What you need to do.
Below are records; work out how many of their lines contain "tank" and give only that number.

The records.
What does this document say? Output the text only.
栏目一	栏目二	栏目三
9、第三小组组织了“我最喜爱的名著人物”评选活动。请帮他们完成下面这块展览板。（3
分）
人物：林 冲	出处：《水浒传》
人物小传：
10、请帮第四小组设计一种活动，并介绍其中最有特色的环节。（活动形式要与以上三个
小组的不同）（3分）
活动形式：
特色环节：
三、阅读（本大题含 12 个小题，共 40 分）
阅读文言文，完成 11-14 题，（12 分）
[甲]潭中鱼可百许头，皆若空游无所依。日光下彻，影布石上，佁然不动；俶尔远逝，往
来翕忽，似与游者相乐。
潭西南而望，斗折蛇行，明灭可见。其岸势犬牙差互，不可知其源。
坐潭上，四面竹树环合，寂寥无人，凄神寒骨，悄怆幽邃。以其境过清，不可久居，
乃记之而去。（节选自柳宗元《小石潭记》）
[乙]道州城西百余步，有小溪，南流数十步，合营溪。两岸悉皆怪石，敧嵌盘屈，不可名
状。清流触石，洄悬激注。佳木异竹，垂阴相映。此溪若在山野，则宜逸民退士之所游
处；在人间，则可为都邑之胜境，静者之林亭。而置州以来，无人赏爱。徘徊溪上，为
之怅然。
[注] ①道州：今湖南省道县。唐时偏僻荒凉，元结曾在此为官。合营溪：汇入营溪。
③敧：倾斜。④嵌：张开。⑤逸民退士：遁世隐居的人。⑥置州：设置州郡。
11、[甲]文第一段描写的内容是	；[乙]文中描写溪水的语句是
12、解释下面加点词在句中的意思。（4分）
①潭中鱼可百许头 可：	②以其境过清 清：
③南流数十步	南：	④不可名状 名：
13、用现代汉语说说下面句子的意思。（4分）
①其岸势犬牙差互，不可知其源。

---

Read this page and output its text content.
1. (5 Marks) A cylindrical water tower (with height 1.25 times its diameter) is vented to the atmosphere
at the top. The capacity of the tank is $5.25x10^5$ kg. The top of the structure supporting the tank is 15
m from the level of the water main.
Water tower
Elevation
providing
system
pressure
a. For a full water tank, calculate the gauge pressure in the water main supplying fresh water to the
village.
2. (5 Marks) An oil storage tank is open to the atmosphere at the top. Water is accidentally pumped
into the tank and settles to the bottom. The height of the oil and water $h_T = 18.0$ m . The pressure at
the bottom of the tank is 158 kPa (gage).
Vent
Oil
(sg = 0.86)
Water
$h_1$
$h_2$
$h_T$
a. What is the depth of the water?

---

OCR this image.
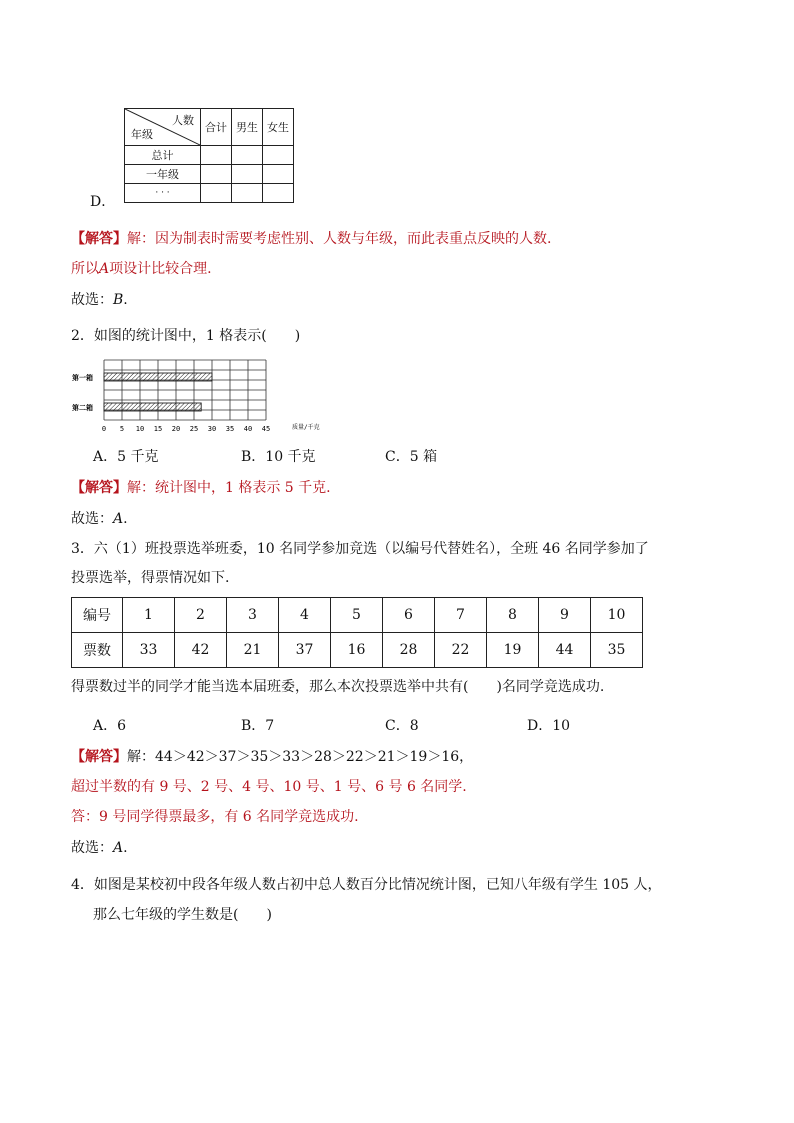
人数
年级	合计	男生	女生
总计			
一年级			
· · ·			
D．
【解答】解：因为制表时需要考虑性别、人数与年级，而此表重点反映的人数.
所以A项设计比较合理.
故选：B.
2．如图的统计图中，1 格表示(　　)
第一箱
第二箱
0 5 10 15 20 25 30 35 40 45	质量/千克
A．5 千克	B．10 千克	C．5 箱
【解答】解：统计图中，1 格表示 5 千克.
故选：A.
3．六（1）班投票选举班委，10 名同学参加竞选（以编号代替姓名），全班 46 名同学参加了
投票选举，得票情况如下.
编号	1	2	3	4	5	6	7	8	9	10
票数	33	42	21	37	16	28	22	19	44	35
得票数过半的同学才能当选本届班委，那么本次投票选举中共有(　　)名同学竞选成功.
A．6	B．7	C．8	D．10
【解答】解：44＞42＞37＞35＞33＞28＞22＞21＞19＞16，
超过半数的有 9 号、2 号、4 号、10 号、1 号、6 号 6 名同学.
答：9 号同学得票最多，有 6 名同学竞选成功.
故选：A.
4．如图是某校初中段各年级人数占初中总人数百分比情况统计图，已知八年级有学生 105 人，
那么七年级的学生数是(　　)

Answer for this exercise.
5